▶ [Goal] Below is a listing; copy all of it exactly.

Entries taken from a collection:
::::

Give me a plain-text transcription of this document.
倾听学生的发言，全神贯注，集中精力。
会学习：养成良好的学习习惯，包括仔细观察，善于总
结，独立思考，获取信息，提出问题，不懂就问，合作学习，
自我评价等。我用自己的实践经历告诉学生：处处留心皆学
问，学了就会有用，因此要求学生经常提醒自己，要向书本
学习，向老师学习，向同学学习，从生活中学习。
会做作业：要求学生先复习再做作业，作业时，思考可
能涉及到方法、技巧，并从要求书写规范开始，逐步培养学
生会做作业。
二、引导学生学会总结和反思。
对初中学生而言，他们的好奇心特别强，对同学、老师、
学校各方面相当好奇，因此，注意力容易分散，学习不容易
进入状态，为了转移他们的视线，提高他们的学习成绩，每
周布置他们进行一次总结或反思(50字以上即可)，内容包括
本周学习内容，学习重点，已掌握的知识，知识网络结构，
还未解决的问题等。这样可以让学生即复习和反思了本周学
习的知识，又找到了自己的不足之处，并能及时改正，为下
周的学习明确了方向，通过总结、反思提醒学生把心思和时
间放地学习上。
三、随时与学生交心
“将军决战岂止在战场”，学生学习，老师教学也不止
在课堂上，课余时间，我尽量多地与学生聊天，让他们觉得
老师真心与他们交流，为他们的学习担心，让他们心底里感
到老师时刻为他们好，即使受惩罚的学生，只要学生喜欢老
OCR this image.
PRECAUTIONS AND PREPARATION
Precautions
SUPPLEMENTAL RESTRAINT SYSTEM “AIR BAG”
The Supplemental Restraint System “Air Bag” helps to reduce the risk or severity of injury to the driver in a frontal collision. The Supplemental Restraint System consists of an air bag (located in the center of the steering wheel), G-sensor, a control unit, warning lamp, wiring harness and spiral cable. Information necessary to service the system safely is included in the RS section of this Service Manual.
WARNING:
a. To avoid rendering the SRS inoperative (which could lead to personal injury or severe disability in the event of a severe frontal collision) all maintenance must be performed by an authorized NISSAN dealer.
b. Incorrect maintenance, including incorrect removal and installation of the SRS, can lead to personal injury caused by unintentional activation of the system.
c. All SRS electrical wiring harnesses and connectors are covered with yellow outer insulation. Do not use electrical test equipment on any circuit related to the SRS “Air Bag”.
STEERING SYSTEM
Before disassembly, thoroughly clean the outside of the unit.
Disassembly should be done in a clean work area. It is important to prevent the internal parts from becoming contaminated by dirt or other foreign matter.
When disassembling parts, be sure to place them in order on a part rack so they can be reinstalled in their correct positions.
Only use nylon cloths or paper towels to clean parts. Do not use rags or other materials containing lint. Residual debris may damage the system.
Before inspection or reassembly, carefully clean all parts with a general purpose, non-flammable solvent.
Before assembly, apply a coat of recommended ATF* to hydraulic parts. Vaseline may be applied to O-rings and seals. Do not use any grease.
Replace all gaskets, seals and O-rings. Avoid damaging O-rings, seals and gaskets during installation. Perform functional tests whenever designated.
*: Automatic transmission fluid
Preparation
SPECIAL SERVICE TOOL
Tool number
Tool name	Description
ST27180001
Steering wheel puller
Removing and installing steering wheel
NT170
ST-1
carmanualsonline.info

::::

▶ [Answer to this problem]
Give me a plain-text transcription of this document.
倾听学生的发言，全神贯注，集中精力。
会学习：养成良好的学习习惯，包括仔细观察，善于总
结，独立思考，获取信息，提出问题，不懂就问，合作学习，
自我评价等。我用自己的实践经历告诉学生：处处留心皆学
问，学了就会有用，因此要求学生经常提醒自己，要向书本
学习，向老师学习，向同学学习，从生活中学习。
会做作业：要求学生先复习再做作业，作业时，思考可
能涉及到方法、技巧，并从要求书写规范开始，逐步培养学
生会做作业。
二、引导学生学会总结和反思。
对初中学生而言，他们的好奇心特别强，对同学、老师、
学校各方面相当好奇，因此，注意力容易分散，学习不容易
进入状态，为了转移他们的视线，提高他们的学习成绩，每
周布置他们进行一次总结或反思(50字以上即可)，内容包括
本周学习内容，学习重点，已掌握的知识，知识网络结构，
还未解决的问题等。这样可以让学生即复习和反思了本周学
习的知识，又找到了自己的不足之处，并能及时改正，为下
周的学习明确了方向，通过总结、反思提醒学生把心思和时
间放地学习上。
三、随时与学生交心
“将军决战岂止在战场”，学生学习，老师教学也不止
在课堂上，课余时间，我尽量多地与学生聊天，让他们觉得
老师真心与他们交流，为他们的学习担心，让他们心底里感
到老师时刻为他们好，即使受惩罚的学生，只要学生喜欢老
OCR this image.
PRECAUTIONS AND PREPARATION
Precautions
SUPPLEMENTAL RESTRAINT SYSTEM “AIR BAG”
The Supplemental Restraint System “Air Bag” helps to reduce the risk or severity of injury to the driver in a frontal collision. The Supplemental Restraint System consists of an air bag (located in the center of the steering wheel), G-sensor, a control unit, warning lamp, wiring harness and spiral cable. Information necessary to service the system safely is included in the RS section of this Service Manual.
WARNING:
a. To avoid rendering the SRS inoperative (which could lead to personal injury or severe disability in the event of a severe frontal collision) all maintenance must be performed by an authorized NISSAN dealer.
b. Incorrect maintenance, including incorrect removal and installation of the SRS, can lead to personal injury caused by unintentional activation of the system.
c. All SRS electrical wiring harnesses and connectors are covered with yellow outer insulation. Do not use electrical test equipment on any circuit related to the SRS “Air Bag”.
STEERING SYSTEM
Before disassembly, thoroughly clean the outside of the unit.
Disassembly should be done in a clean work area. It is important to prevent the internal parts from becoming contaminated by dirt or other foreign matter.
When disassembling parts, be sure to place them in order on a part rack so they can be reinstalled in their correct positions.
Only use nylon cloths or paper towels to clean parts. Do not use rags or other materials containing lint. Residual debris may damage the system.
Before inspection or reassembly, carefully clean all parts with a general purpose, non-flammable solvent.
Before assembly, apply a coat of recommended ATF* to hydraulic parts. Vaseline may be applied to O-rings and seals. Do not use any grease.
Replace all gaskets, seals and O-rings. Avoid damaging O-rings, seals and gaskets during installation. Perform functional tests whenever designated.
*: Automatic transmission fluid
Preparation
SPECIAL SERVICE TOOL
Tool number
Tool name	Description
ST27180001
Steering wheel puller
Removing and installing steering wheel
NT170
ST-1
carmanualsonline.info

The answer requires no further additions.